* _Task brief_: Where a line of the material contains the string "上水道使用料", copy that line.

----

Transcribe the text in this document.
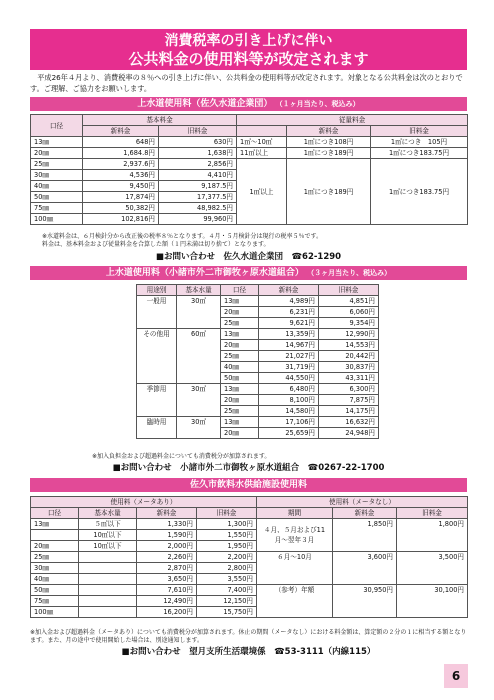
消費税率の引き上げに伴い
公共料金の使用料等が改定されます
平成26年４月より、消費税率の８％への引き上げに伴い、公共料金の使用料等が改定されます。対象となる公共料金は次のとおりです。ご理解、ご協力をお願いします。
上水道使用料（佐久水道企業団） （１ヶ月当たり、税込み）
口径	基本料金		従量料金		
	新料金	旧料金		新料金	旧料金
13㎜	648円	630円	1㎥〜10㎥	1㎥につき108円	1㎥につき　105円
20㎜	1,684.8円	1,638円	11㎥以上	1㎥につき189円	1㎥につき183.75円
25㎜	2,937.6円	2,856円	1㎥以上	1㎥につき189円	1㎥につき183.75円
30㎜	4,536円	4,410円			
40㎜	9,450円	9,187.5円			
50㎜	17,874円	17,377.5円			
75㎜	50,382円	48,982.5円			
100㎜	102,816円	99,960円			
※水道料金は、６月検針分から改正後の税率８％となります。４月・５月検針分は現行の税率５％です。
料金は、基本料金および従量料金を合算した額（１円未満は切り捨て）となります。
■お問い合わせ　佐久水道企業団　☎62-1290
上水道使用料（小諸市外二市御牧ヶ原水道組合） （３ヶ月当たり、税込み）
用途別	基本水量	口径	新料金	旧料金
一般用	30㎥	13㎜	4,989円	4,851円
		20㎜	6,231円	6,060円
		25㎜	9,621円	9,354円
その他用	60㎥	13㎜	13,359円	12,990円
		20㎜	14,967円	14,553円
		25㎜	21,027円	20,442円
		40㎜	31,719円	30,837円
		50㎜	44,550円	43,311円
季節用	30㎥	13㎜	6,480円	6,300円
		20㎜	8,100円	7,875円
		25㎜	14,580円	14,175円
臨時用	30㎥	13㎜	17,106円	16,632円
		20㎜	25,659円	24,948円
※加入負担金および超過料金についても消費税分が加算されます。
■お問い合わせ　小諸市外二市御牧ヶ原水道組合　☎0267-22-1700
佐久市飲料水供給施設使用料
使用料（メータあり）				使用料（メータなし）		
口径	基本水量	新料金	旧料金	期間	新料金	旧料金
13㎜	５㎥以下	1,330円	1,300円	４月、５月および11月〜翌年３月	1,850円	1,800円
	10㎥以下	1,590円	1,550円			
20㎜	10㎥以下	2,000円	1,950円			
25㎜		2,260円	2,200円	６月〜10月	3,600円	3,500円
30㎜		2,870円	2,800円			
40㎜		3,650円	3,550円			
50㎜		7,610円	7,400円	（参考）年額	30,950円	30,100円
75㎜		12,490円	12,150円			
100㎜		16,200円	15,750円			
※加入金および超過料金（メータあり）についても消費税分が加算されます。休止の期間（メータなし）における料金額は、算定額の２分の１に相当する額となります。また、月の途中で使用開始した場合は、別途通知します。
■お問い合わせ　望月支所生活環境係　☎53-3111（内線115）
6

----

* _Response to this exercise_:
上水道使用料（佐久水道企業団） （１ヶ月当たり、税込み）
上水道使用料（小諸市外二市御牧ヶ原水道組合） （３ヶ月当たり、税込み）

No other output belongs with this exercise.